§ WHAT IS ASKED
From the entries provided below, copy each line that contains the word "остается".

____

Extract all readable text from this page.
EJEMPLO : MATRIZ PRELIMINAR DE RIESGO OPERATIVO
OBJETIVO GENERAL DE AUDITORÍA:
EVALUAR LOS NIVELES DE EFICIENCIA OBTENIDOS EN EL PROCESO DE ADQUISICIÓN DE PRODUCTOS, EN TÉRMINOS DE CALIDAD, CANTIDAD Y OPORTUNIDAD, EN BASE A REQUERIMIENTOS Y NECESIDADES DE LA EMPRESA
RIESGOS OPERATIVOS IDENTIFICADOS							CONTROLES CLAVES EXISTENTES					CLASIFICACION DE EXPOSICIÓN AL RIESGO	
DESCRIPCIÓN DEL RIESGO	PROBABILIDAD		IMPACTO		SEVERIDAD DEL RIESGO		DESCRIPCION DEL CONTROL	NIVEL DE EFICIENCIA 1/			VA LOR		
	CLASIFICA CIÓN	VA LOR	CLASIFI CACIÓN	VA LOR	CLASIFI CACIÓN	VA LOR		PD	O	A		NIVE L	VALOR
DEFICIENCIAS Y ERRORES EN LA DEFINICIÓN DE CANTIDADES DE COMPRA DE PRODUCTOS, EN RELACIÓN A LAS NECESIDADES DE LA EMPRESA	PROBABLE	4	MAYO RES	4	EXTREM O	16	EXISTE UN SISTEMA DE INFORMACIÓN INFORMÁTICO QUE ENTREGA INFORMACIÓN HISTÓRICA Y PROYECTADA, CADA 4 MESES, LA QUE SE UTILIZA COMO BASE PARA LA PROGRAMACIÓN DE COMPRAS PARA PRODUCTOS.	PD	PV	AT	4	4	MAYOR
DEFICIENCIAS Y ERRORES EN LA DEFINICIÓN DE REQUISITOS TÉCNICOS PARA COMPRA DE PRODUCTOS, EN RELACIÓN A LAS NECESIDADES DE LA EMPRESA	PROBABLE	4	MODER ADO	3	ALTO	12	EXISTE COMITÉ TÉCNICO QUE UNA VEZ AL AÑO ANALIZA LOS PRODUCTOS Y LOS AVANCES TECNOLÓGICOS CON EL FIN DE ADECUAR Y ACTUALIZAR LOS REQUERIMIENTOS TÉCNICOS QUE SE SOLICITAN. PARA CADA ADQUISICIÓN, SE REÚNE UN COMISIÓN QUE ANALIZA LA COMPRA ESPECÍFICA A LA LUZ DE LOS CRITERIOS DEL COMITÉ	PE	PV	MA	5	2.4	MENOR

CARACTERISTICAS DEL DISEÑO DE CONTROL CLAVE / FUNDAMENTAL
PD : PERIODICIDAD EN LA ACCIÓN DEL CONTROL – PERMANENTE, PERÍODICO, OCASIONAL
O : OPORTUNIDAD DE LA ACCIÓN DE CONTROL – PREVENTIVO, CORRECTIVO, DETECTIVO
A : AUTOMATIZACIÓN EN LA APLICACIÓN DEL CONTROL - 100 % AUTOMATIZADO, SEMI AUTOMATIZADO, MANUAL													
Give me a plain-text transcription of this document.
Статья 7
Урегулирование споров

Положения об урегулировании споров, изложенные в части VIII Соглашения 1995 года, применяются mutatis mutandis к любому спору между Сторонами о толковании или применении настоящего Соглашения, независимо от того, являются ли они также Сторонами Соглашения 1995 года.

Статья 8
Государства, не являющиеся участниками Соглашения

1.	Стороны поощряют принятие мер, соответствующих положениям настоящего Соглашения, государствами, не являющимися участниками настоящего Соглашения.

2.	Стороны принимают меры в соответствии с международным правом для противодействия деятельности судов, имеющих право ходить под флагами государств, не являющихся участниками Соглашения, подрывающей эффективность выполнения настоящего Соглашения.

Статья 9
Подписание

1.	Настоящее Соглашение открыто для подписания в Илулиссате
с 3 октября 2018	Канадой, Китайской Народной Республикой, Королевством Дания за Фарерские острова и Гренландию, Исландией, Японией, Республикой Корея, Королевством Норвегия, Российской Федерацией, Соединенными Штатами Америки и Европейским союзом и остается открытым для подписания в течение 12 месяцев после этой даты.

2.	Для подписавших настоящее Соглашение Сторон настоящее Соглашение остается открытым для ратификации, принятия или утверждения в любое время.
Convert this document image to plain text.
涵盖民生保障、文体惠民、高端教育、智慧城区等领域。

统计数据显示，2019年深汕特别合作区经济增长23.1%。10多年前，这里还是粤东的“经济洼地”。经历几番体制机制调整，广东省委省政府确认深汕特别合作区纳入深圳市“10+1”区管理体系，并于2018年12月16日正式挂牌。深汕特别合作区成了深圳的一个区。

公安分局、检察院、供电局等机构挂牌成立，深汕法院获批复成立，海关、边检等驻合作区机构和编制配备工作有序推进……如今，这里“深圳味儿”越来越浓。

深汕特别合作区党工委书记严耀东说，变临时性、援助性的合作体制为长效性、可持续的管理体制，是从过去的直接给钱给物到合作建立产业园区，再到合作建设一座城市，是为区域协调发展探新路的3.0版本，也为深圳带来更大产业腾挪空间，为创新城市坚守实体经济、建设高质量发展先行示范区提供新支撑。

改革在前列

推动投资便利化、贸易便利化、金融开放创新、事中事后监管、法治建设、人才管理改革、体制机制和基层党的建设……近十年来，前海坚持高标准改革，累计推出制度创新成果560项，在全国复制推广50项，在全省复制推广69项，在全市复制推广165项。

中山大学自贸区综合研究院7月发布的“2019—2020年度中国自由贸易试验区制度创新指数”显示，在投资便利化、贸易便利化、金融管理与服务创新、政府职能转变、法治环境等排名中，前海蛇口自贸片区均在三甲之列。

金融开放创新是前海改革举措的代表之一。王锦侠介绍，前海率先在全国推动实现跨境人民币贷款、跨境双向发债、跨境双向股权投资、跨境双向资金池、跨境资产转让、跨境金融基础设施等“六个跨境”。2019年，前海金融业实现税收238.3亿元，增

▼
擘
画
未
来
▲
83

____

§ ANSWER BELOW
с 3 октября 2018	Канадой, Китайской Народной Республикой, Королевством Дания за Фарерские острова и Гренландию, Исландией, Японией, Республикой Корея, Королевством Норвегия, Российской Федерацией, Соединенными Штатами Америки и Европейским союзом и остается открытым для подписания в течение 12 месяцев после этой даты.
2.	Для подписавших настоящее Соглашение Сторон настоящее Соглашение остается открытым для ратификации, принятия или утверждения в любое время.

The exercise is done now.